● **Short problem**
Reproduce the entries from the line containing "current-speed-unit: Mbps <box>193" through the line containing "download-unit: Mbps <box>177", inclusive, substituting "Mbit/s" for every "Mbps" and leaving everything else unchanged.

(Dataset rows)
start

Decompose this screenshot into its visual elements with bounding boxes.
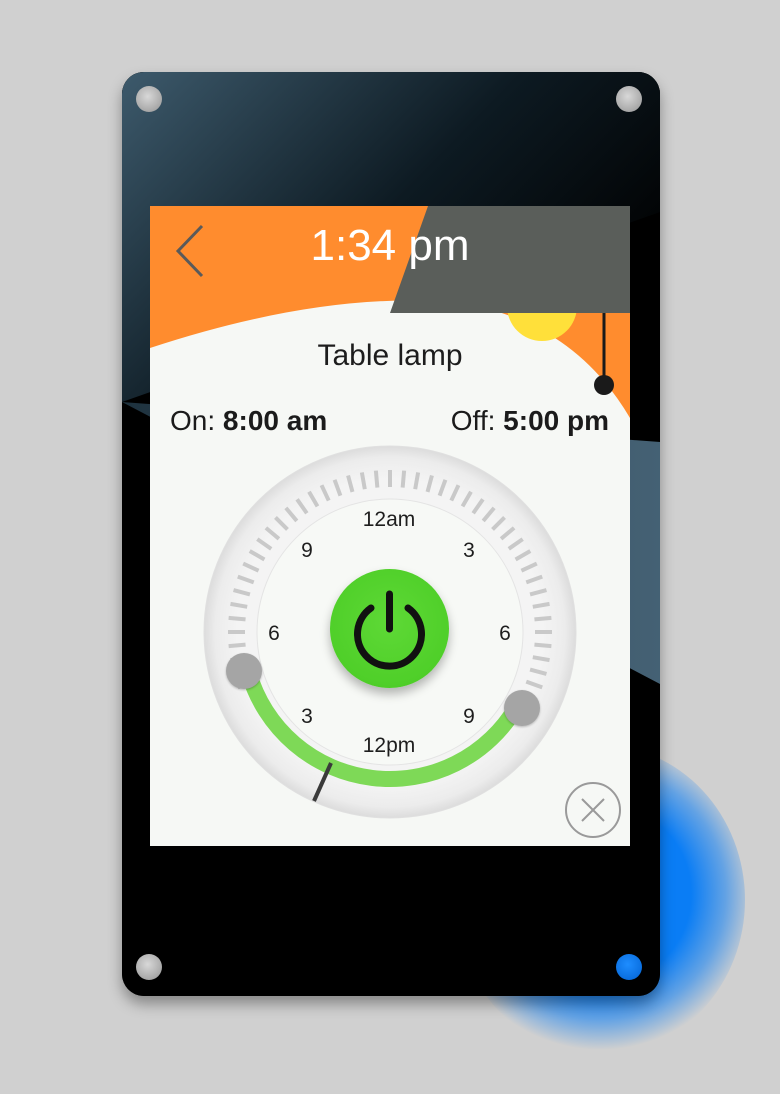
power-button[interactable] — [330, 569, 449, 688]
hour-label-9-lower: 9 — [463, 705, 475, 728]
power-icon — [354, 590, 425, 670]
off-time-handle[interactable] — [504, 690, 540, 726]
hour-label-6-right: 6 — [499, 622, 511, 645]
dial-tick — [373, 470, 380, 488]
close-button[interactable] — [564, 781, 622, 839]
hour-label-12pm: 12pm — [362, 734, 416, 757]
dial-tick — [400, 470, 407, 488]
hour-label-3-upper: 3 — [463, 539, 475, 562]
close-circle-icon — [565, 782, 621, 838]
dial-tick — [534, 615, 552, 622]
hour-label-12am: 12am — [362, 508, 416, 531]
dial-tick — [228, 642, 246, 649]
dial-tick — [534, 642, 552, 649]
thermostat-screen: 1:34 pm Table lamp On: 8:00 am Off: 5:00… — [150, 206, 630, 846]
screw-top-right — [616, 86, 642, 112]
hour-label-6-left: 6 — [268, 622, 280, 645]
on-time-handle[interactable] — [226, 653, 262, 689]
screw-bottom-left — [136, 954, 162, 980]
dial-tick — [228, 615, 246, 622]
hour-label-3-lower: 3 — [301, 705, 313, 728]
screw-top-left — [136, 86, 162, 112]
screw-bottom-right — [616, 954, 642, 980]
hour-label-9-upper: 9 — [301, 539, 313, 562]
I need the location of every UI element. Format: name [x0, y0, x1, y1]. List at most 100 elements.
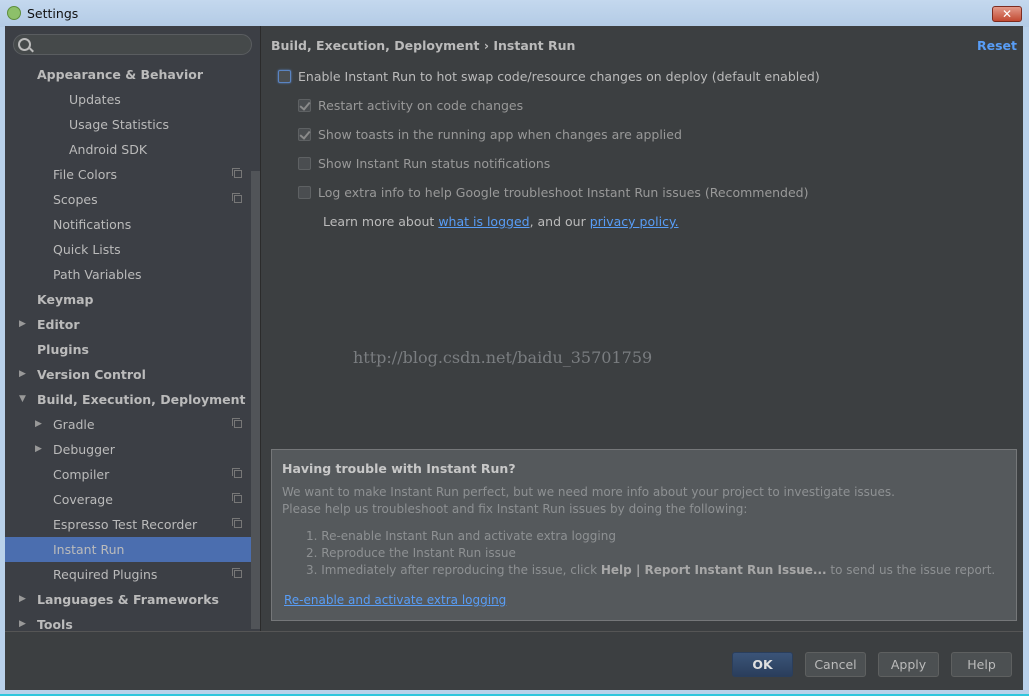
- sidebar-item-label: Usage Statistics: [69, 117, 170, 132]
- sidebar-item[interactable]: ▶ Editor: [5, 312, 260, 337]
- trouble-step-3: 3. Immediately after reproducing the iss…: [306, 563, 995, 577]
- search-input[interactable]: [13, 34, 252, 55]
- show-toasts-checkbox[interactable]: [298, 128, 311, 141]
- window-title: Settings: [27, 6, 79, 21]
- help-button[interactable]: Help: [951, 652, 1012, 677]
- breadcrumb-separator: ›: [483, 38, 489, 53]
- settings-dialog: Appearance & Behavior Updates Usage Statis…: [5, 26, 1023, 691]
- what-is-logged-link[interactable]: what is logged: [438, 214, 529, 229]
- trouble-step-2: 2. Reproduce the Instant Run issue: [306, 546, 516, 560]
- trouble-step-1: 1. Re-enable Instant Run and activate ex…: [306, 529, 616, 543]
- sidebar-item-label: Languages & Frameworks: [37, 592, 219, 607]
- android-studio-icon: [7, 6, 21, 20]
- sidebar: Appearance & Behavior Updates Usage Statis…: [5, 26, 261, 632]
- step-3-suffix: to send us the issue report.: [826, 563, 996, 577]
- sidebar-item[interactable]: Required Plugins: [5, 562, 260, 587]
- trouble-line-1: We want to make Instant Run perfect, but…: [282, 485, 895, 499]
- sidebar-item[interactable]: ▶ Debugger: [5, 437, 260, 462]
- learn-more-text: Learn more about what is logged, and our…: [323, 214, 679, 229]
- project-scope-icon: [232, 493, 242, 503]
- sidebar-item-label: Keymap: [37, 292, 94, 307]
- sidebar-item[interactable]: Path Variables: [5, 262, 260, 287]
- sidebar-item[interactable]: Compiler: [5, 462, 260, 487]
- expand-arrow-right-icon[interactable]: ▶: [35, 437, 42, 462]
- sidebar-item-label: Gradle: [53, 417, 95, 432]
- reset-link[interactable]: Reset: [977, 38, 1017, 53]
- log-extra-info-label: Log extra info to help Google troublesho…: [318, 185, 809, 200]
- sidebar-item[interactable]: Updates: [5, 87, 260, 112]
- enable-instant-run-option[interactable]: Enable Instant Run to hot swap code/reso…: [278, 69, 820, 84]
- learn-more-middle: , and our: [529, 214, 590, 229]
- search-icon: [18, 38, 31, 51]
- trouble-panel: Having trouble with Instant Run? We want…: [271, 449, 1017, 621]
- watermark-text: http://blog.csdn.net/baidu_35701759: [353, 348, 653, 367]
- sidebar-item[interactable]: Keymap: [5, 287, 260, 312]
- trouble-title: Having trouble with Instant Run?: [282, 461, 516, 476]
- expand-arrow-right-icon[interactable]: ▶: [19, 312, 26, 337]
- sidebar-item-label: Android SDK: [69, 142, 148, 157]
- log-extra-info-option[interactable]: Log extra info to help Google troublesho…: [298, 185, 809, 200]
- project-scope-icon: [232, 468, 242, 478]
- ok-button[interactable]: OK: [732, 652, 793, 677]
- sidebar-item-label: Notifications: [53, 217, 132, 232]
- close-button[interactable]: ✕: [992, 6, 1022, 22]
- apply-button[interactable]: Apply: [878, 652, 939, 677]
- project-scope-icon: [232, 418, 242, 428]
- sidebar-item[interactable]: File Colors: [5, 162, 260, 187]
- project-scope-icon: [232, 568, 242, 578]
- expand-arrow-down-icon[interactable]: ▼: [19, 387, 26, 412]
- sidebar-item[interactable]: Appearance & Behavior: [5, 62, 260, 87]
- step-3-prefix: 3. Immediately after reproducing the iss…: [306, 563, 601, 577]
- sidebar-item-label: Path Variables: [53, 267, 142, 282]
- breadcrumb: Build, Execution, Deployment › Instant R…: [271, 38, 575, 53]
- title-bar: Settings ✕: [0, 0, 1029, 27]
- show-toasts-label: Show toasts in the running app when chan…: [318, 127, 682, 142]
- sidebar-item-label: Plugins: [37, 342, 89, 357]
- trouble-line-2: Please help us troubleshoot and fix Inst…: [282, 502, 748, 516]
- log-extra-info-checkbox[interactable]: [298, 186, 311, 199]
- sidebar-item[interactable]: Espresso Test Recorder: [5, 512, 260, 537]
- sidebar-item[interactable]: Usage Statistics: [5, 112, 260, 137]
- sidebar-item[interactable]: Plugins: [5, 337, 260, 362]
- sidebar-scrollbar[interactable]: [251, 171, 260, 629]
- expand-arrow-right-icon[interactable]: ▶: [19, 362, 26, 387]
- privacy-policy-link[interactable]: privacy policy.: [590, 214, 679, 229]
- sidebar-item[interactable]: Android SDK: [5, 137, 260, 162]
- expand-arrow-right-icon[interactable]: ▶: [35, 412, 42, 437]
- sidebar-item[interactable]: ▼ Build, Execution, Deployment: [5, 387, 260, 412]
- sidebar-item[interactable]: ▶ Gradle: [5, 412, 260, 437]
- expand-arrow-right-icon[interactable]: ▶: [19, 587, 26, 612]
- restart-activity-label: Restart activity on code changes: [318, 98, 524, 113]
- sidebar-item-label: Espresso Test Recorder: [53, 517, 198, 532]
- sidebar-item-label: Appearance & Behavior: [37, 67, 203, 82]
- sidebar-item-label: Scopes: [53, 192, 98, 207]
- sidebar-item-label: Version Control: [37, 367, 146, 382]
- sidebar-item[interactable]: Notifications: [5, 212, 260, 237]
- learn-more-prefix: Learn more about: [323, 214, 439, 229]
- reenable-logging-link[interactable]: Re-enable and activate extra logging: [284, 593, 506, 607]
- sidebar-item-label: File Colors: [53, 167, 118, 182]
- sidebar-item[interactable]: ▶ Languages & Frameworks: [5, 587, 260, 612]
- enable-instant-run-checkbox[interactable]: [278, 70, 291, 83]
- restart-activity-option[interactable]: Restart activity on code changes: [298, 98, 523, 113]
- breadcrumb-current: Instant Run: [493, 38, 576, 53]
- sidebar-item-label: Updates: [69, 92, 121, 107]
- step-3-menu-path: Help | Report Instant Run Issue...: [600, 563, 827, 577]
- status-notifications-checkbox[interactable]: [298, 157, 311, 170]
- sidebar-item-label: Debugger: [53, 442, 115, 457]
- dialog-footer: OK Cancel Apply Help: [5, 631, 1023, 691]
- project-scope-icon: [232, 193, 242, 203]
- cancel-button[interactable]: Cancel: [805, 652, 866, 677]
- sidebar-item[interactable]: Coverage: [5, 487, 260, 512]
- sidebar-item[interactable]: Scopes: [5, 187, 260, 212]
- show-toasts-option[interactable]: Show toasts in the running app when chan…: [298, 127, 682, 142]
- sidebar-item-label: Editor: [37, 317, 80, 332]
- sidebar-item[interactable]: ▶ Version Control: [5, 362, 260, 387]
- sidebar-item[interactable]: Instant Run: [5, 537, 260, 562]
- restart-activity-checkbox[interactable]: [298, 99, 311, 112]
- breadcrumb-parent: Build, Execution, Deployment: [271, 38, 480, 53]
- status-notifications-option[interactable]: Show Instant Run status notifications: [298, 156, 550, 171]
- sidebar-item-label: Instant Run: [53, 542, 125, 557]
- project-scope-icon: [232, 168, 242, 178]
- sidebar-item[interactable]: Quick Lists: [5, 237, 260, 262]
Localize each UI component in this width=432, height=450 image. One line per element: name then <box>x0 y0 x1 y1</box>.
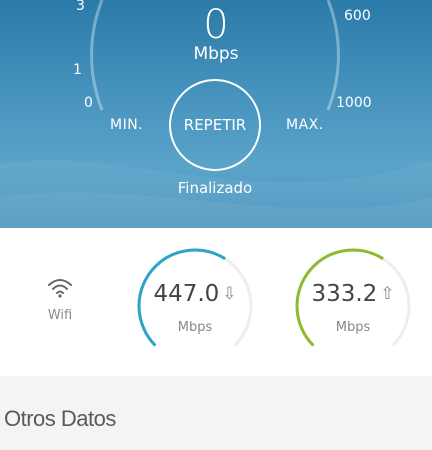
current-speed-unit: Mbps <box>193 44 239 64</box>
upload-value: 333.2 <box>311 281 378 307</box>
upload-unit: Mbps <box>335 320 371 335</box>
other-data-title: Otros Datos <box>4 406 116 431</box>
download-arrow-icon: ⇩ <box>222 284 237 304</box>
repeat-button-label: REPETIR <box>183 116 247 134</box>
test-status: Finalizado <box>177 179 253 197</box>
speed-test-panel: 3 1 0 600 1000 0 Mbps MIN. MAX. REPETIR … <box>0 0 432 228</box>
scale-label-3: 3 <box>76 0 85 14</box>
upload-result: 333.2 ⇧ Mbps <box>293 246 413 366</box>
download-unit: Mbps <box>177 320 213 335</box>
results-panel: Wifi 447.0 ⇩ Mbps 333.2 ⇧ Mbps <box>0 228 432 376</box>
download-value: 447.0 <box>153 281 220 307</box>
gauge-arc-left <box>90 0 104 111</box>
min-label: MIN. <box>110 117 144 133</box>
download-result: 447.0 ⇩ Mbps <box>135 246 255 366</box>
scale-label-0: 0 <box>84 95 93 111</box>
gauge-arc-right <box>326 0 340 111</box>
wifi-icon <box>48 279 72 298</box>
current-speed-value: 0 <box>203 2 229 48</box>
repeat-button[interactable]: REPETIR <box>169 79 261 171</box>
max-label: MAX. <box>286 117 324 133</box>
upload-value-row: 333.2 ⇧ <box>293 281 413 307</box>
scale-label-600: 600 <box>344 8 371 24</box>
download-value-row: 447.0 ⇩ <box>135 281 255 307</box>
scale-label-1: 1 <box>73 62 82 78</box>
connection-label: Wifi <box>47 308 73 323</box>
upload-arrow-icon: ⇧ <box>380 284 395 304</box>
scale-label-1000: 1000 <box>336 95 372 111</box>
connection-type: Wifi <box>30 276 90 323</box>
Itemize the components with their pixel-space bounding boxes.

end

● **Answer for this exercise**
current-speed-unit: Mbit/s <box>193 44 239 64</box>
upload-value: 333.2 <box>311 281 378 307</box>
upload-unit: Mbit/s <box>335 320 371 335</box>
other-data-title: Otros Datos <box>4 406 116 431</box>
download-arrow-icon: ⇩ <box>222 284 237 304</box>
repeat-button-label: REPETIR <box>183 116 247 134</box>
test-status: Finalizado <box>177 179 253 197</box>
speed-test-panel: 3 1 0 600 1000 0 Mbit/s MIN. MAX. REPETIR … <box>0 0 432 228</box>
scale-label-3: 3 <box>76 0 85 14</box>
upload-result: 333.2 ⇧ Mbit/s <box>293 246 413 366</box>
download-unit: Mbit/s <box>177 320 213 335</box>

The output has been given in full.